The reason I am bringing up Lata Mangeshkar death is that the international media’s coverage of Lata’s death is a clear indication that we live in a different world than 50 years ago, a world which at the time was still America centric. Today, we have several new economic spheres and large countries, which function outside the Anglo-Saxon axis, trade with each other, and have developed huge markets on their own.

We should not underestimate this change in the world because there are people who want to destroy countries’ cultural and religious traditions and ways of life, and instead form in conjunction with the World Economic Forum (WEF), a global government.

Over the last few years, I have repeatedly explained that the entry of countries such as China, India and Russia into the global economy would present opportunities and challenges. Markets have expanded, which was beneficial for the global economy, and approximately 3 billion people who previously lived without much freedom and in poverty have seen their standards of living improve meaningfully.

EXERCISE INPUTS
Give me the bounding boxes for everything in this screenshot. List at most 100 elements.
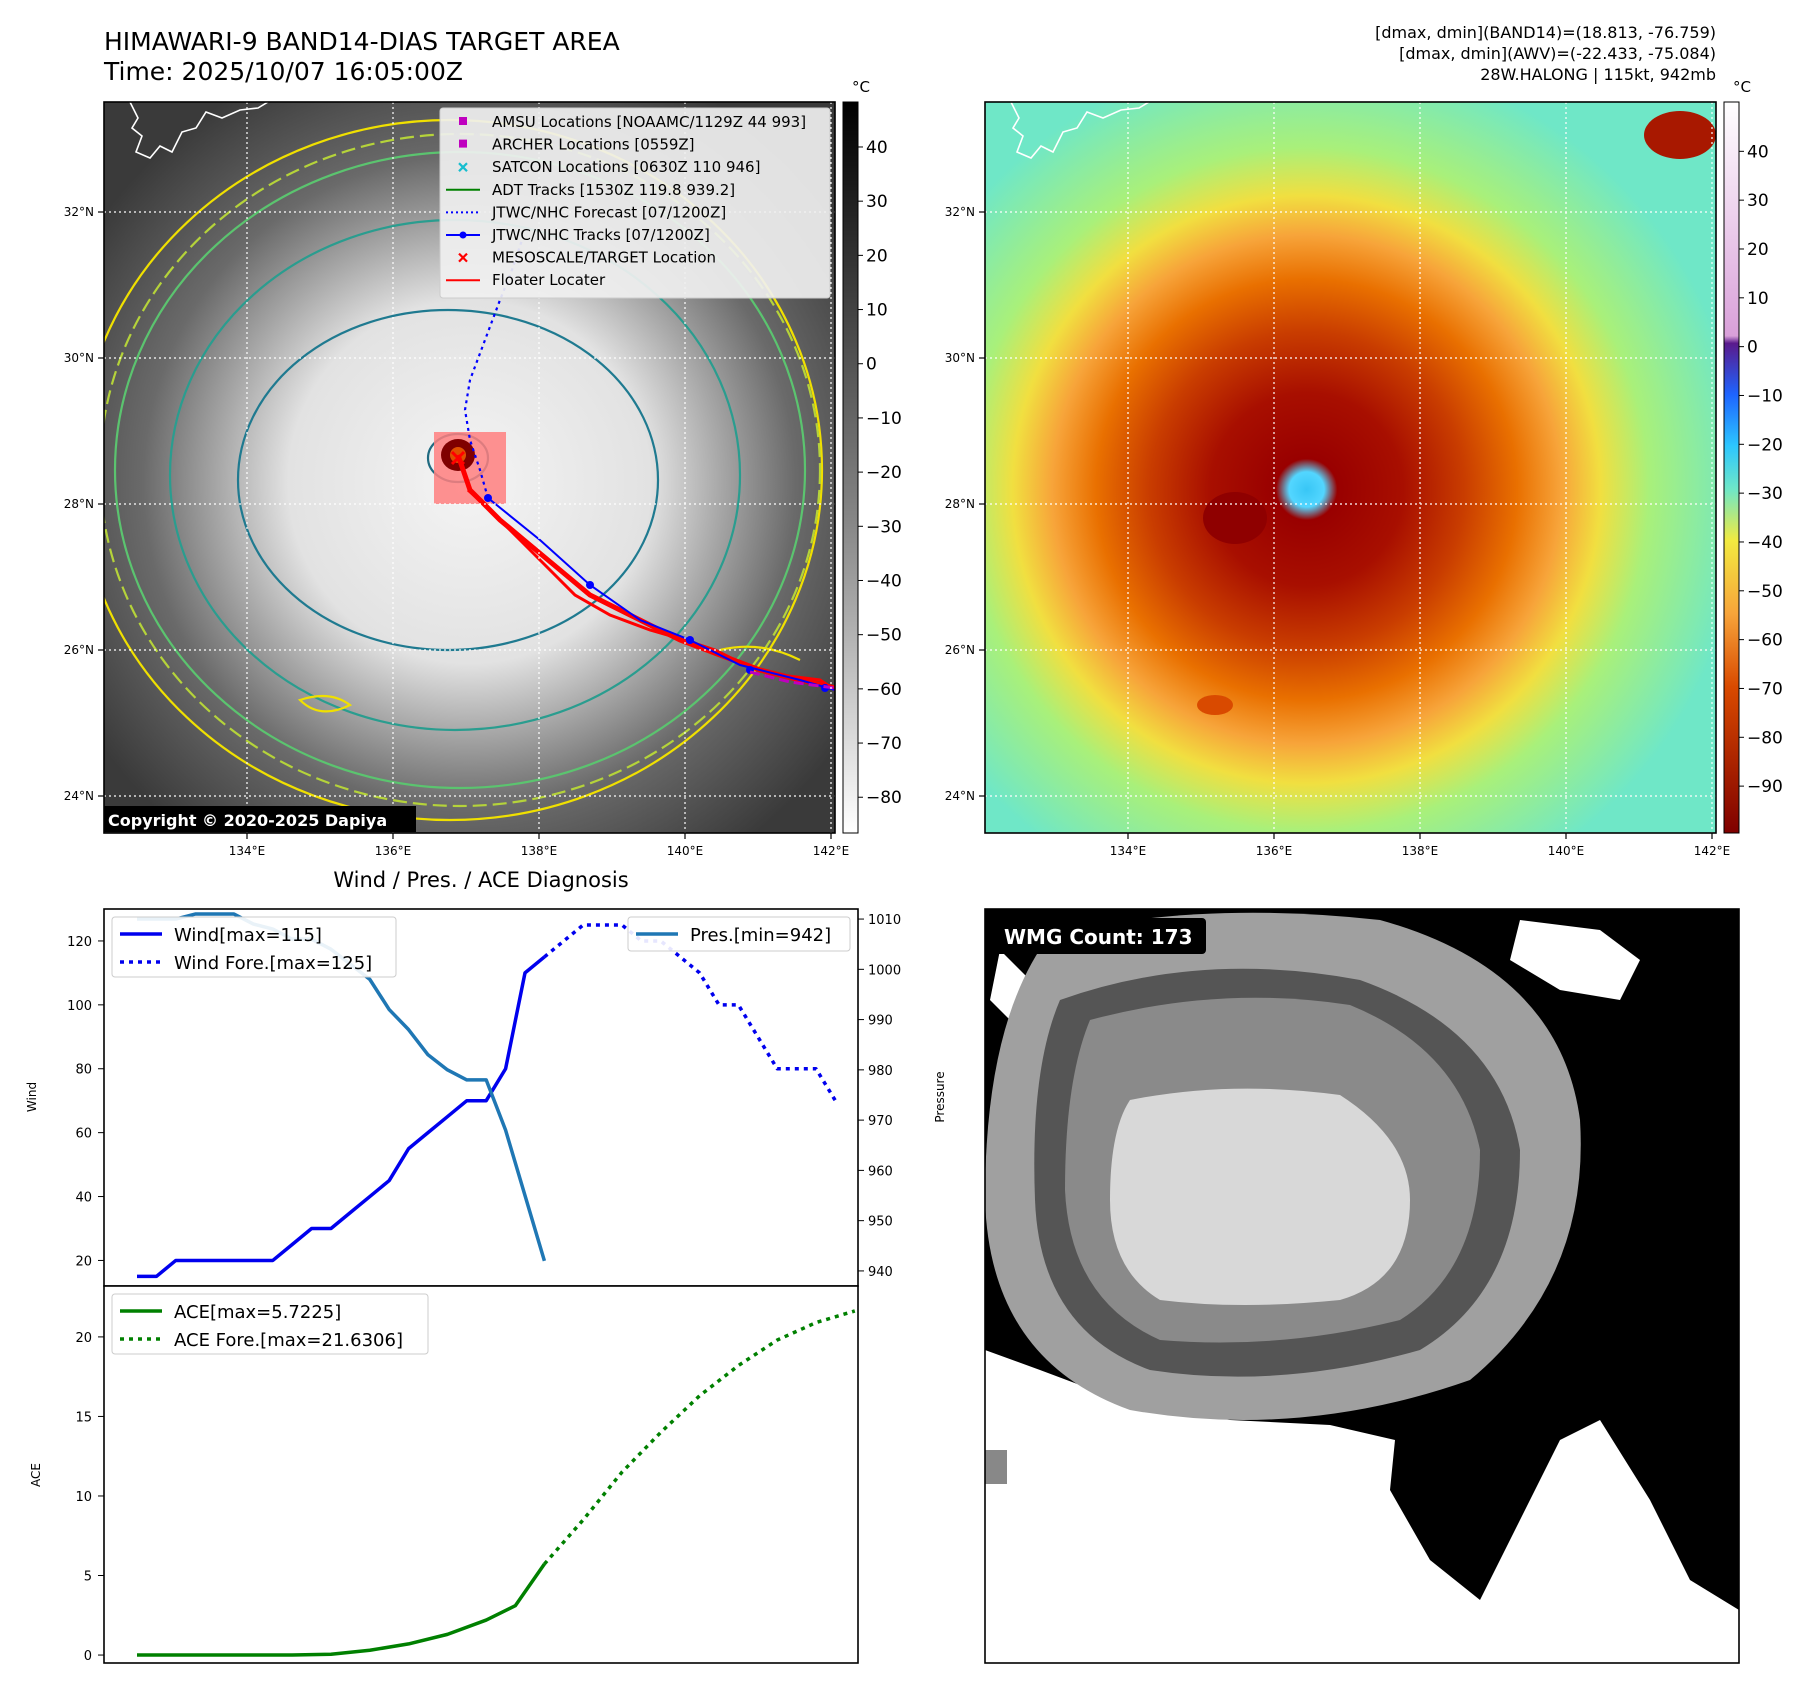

---

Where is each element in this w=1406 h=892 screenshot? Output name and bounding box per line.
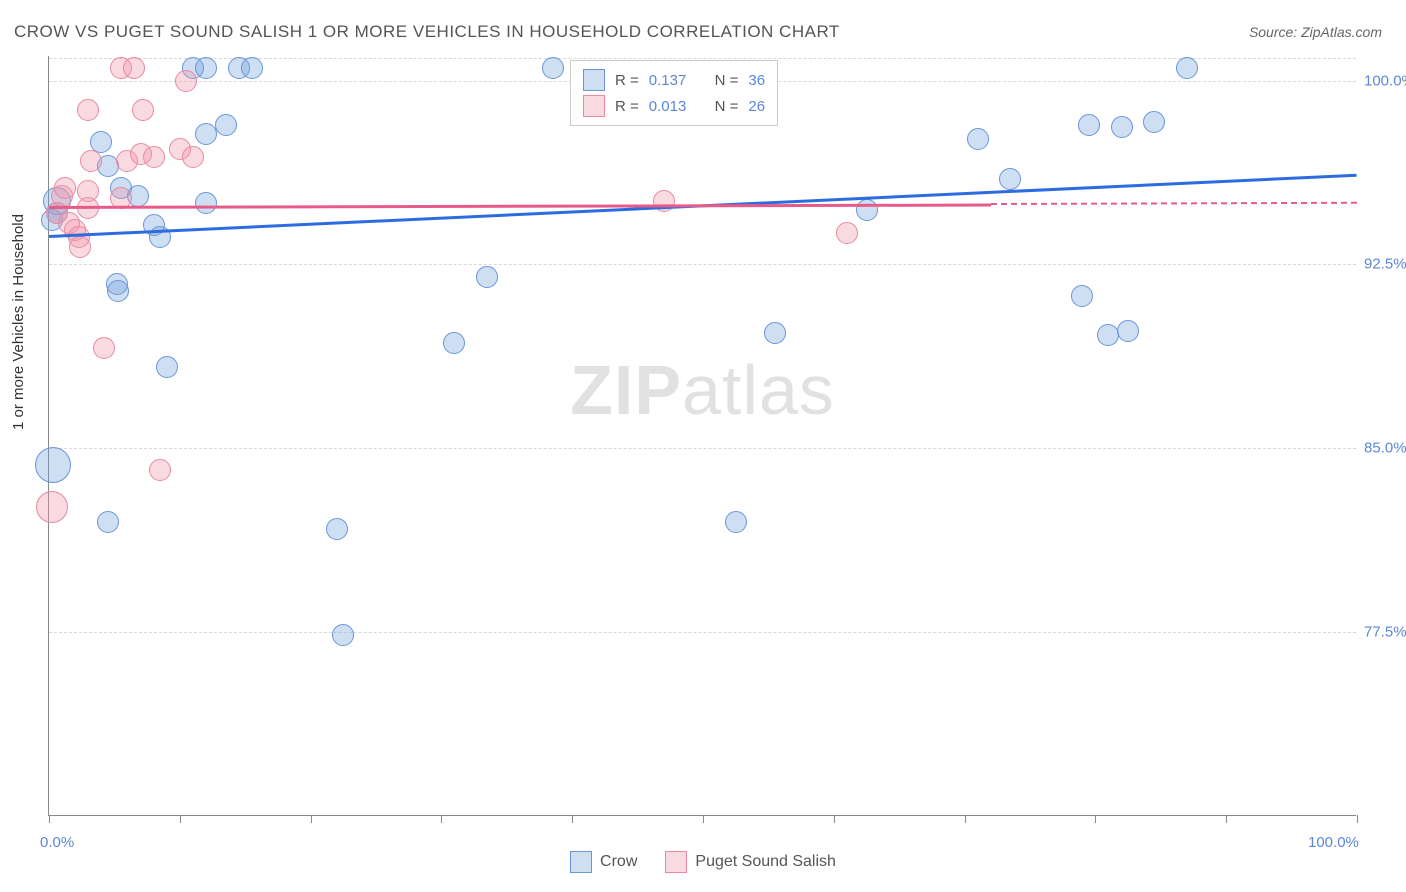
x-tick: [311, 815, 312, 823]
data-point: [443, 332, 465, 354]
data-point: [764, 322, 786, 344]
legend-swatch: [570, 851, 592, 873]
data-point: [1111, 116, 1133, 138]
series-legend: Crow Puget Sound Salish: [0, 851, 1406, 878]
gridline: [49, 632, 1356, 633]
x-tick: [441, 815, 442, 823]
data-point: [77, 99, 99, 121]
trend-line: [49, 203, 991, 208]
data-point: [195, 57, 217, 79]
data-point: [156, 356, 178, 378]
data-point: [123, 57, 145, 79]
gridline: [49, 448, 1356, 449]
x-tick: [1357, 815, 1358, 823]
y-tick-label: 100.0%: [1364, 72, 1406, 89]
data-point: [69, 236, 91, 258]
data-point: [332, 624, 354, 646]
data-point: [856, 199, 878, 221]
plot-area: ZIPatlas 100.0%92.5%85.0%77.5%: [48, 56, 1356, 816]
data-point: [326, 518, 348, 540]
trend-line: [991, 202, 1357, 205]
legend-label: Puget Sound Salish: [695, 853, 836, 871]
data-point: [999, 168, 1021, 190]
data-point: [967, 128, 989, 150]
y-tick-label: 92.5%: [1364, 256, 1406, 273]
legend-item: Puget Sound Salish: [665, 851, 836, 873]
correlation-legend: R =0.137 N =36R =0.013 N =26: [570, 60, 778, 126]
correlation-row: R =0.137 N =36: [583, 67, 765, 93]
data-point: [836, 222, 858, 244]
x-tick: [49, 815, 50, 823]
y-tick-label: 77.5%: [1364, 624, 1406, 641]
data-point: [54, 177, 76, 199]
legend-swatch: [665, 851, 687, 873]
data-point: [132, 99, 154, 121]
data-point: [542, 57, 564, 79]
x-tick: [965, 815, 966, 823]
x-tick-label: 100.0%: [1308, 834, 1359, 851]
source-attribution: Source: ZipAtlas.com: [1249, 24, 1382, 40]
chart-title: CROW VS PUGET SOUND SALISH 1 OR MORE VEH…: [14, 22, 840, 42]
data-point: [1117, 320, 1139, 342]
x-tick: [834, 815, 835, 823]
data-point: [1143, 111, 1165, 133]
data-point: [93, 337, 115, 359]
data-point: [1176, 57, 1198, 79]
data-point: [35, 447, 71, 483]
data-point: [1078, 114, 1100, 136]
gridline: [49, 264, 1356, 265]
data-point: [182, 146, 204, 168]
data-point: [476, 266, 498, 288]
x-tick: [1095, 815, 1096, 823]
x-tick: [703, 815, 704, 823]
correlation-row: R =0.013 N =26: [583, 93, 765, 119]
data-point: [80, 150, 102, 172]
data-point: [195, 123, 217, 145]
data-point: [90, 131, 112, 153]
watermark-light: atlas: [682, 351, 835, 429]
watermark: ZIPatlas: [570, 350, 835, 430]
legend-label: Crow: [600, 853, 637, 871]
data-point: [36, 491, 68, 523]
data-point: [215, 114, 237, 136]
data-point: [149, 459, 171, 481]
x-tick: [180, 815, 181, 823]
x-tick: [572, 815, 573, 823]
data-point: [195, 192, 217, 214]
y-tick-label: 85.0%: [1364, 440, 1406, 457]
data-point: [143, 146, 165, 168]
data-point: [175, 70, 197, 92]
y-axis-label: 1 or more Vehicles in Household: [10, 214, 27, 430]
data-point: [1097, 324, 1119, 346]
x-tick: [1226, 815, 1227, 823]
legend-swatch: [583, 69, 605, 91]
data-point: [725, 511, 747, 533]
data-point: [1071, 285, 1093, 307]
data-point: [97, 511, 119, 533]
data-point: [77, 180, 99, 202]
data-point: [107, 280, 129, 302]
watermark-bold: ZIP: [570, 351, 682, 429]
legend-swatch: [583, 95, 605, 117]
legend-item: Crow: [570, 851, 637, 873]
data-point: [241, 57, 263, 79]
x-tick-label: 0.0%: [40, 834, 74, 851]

...

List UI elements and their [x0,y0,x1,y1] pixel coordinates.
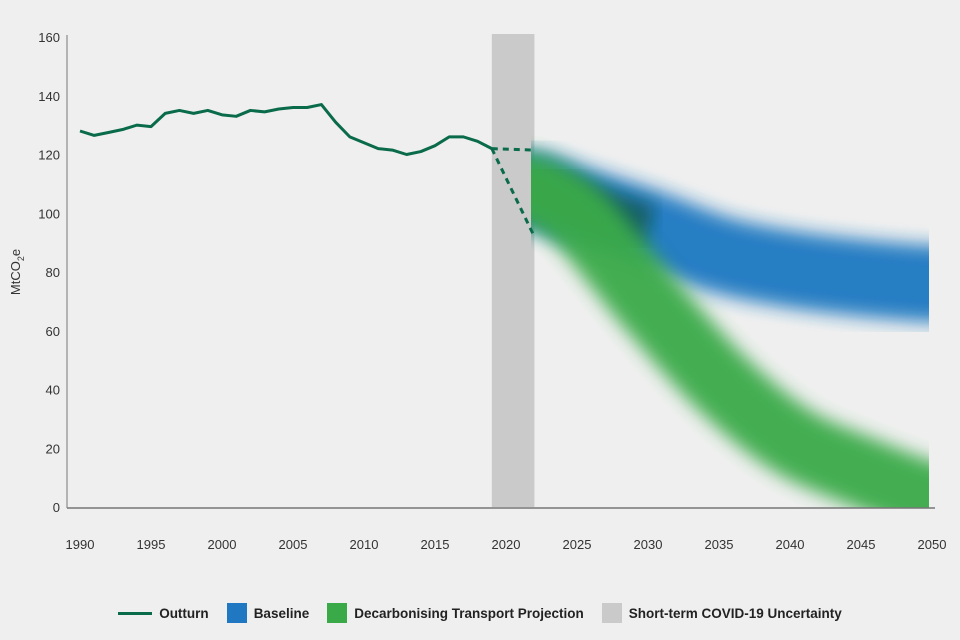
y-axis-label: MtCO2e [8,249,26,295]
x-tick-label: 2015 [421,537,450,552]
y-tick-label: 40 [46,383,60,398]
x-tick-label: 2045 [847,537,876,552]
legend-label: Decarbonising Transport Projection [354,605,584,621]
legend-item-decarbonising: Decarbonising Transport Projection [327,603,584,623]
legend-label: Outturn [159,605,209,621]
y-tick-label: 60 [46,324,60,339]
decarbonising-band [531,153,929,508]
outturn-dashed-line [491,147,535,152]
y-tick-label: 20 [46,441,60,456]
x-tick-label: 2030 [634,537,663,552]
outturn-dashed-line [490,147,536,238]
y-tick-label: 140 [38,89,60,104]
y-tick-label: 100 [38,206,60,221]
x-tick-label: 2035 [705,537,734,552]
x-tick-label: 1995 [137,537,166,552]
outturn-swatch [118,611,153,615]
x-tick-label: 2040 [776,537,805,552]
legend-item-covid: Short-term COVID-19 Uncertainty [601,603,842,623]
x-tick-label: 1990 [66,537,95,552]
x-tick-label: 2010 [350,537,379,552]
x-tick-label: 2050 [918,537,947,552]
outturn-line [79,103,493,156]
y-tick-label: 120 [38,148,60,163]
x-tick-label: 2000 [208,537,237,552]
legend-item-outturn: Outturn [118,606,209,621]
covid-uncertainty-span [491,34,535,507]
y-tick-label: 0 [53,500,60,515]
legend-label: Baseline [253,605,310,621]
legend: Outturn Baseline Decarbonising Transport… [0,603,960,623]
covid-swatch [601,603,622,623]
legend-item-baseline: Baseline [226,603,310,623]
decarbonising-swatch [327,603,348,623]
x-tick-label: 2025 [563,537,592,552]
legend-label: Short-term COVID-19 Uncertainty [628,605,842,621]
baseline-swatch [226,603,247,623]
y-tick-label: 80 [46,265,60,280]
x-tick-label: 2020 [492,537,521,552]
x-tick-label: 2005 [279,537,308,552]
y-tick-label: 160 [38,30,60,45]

PROBLEMS
- a) In the entries, rewrite the stretch from "List UI elements" through "y-tick-label: 20 [46,441,60,456]" with "Decarbonising Transport Projection" renamed to "Net Zero Transport Projection" and everything else unchanged. Leave the picture out.
- b) Pick up the piece on Lata Mangeshkar's death and the changing world economy after its final sentence and carry it forward.

ANSWER LIST
- a)
List UI elements and their [x0,y0,x1,y1] pixel coordinates.
y-axis-label: MtCO2e [8,249,26,295]
x-tick-label: 2015 [421,537,450,552]
y-tick-label: 40 [46,383,60,398]
x-tick-label: 2045 [847,537,876,552]
legend-label: Net Zero Transport Projection [354,605,584,621]
legend-item-decarbonising: Net Zero Transport Projection [327,603,584,623]
legend-label: Outturn [159,605,209,621]
y-tick-label: 60 [46,324,60,339]
decarbonising-band [531,153,929,508]
outturn-dashed-line [491,147,535,152]
y-tick-label: 20 [46,441,60,456]

- b)
At the same time, the opening of these new powerful nations has led to increased international tensions because as the existing global economic and military superpower, the US seems to be not only very reluctant to give up some of its global hegemony but actually believes (only in some quarters but among many neo cons with their powerful allies in the military defense complex) that it is the US’ divine responsibility to control the international order. Needless to say, in this global order people like Xi Jinping, Narendra Modi, and Putin should have little to say and must be “contained.”

Therefore, let me present some facts: Following the fall of the Berlin Wall the NATO member states were all in Western Europe and included in the east only Turkey. Thereafter, NATO expanded eastward, which from a Russian perspective threatened its security. According to the German newspaper Die Welt, “We have made it clear that we are not expanding NATO beyond the Elbe,” German diplomat Jürgen Chrobog wrote of a meeting of the US, Britain, France and Germany in March 1991. A note from the British National Archives, which has only now surfaced, supports the Russian claim that the West has violated 1990 promises with NATO’s eastward expansion. Chrobog further stated at the time: “We made it clear in the two-plus-four negotiations that we are not expanding NATO beyond the Elbe. We cannot therefore offer NATO membership to Poland and the others.”

More recently, Mr. Putin has made it clear that a further expansion of NATO into Ukraine was unacceptable but the US/NATO were simply unwilling to agree to such an agreement. Hence, we had last week Russia’s move on Ukraine as a preventive measure in order to avoid being faced with Ukraine’s NATO membership.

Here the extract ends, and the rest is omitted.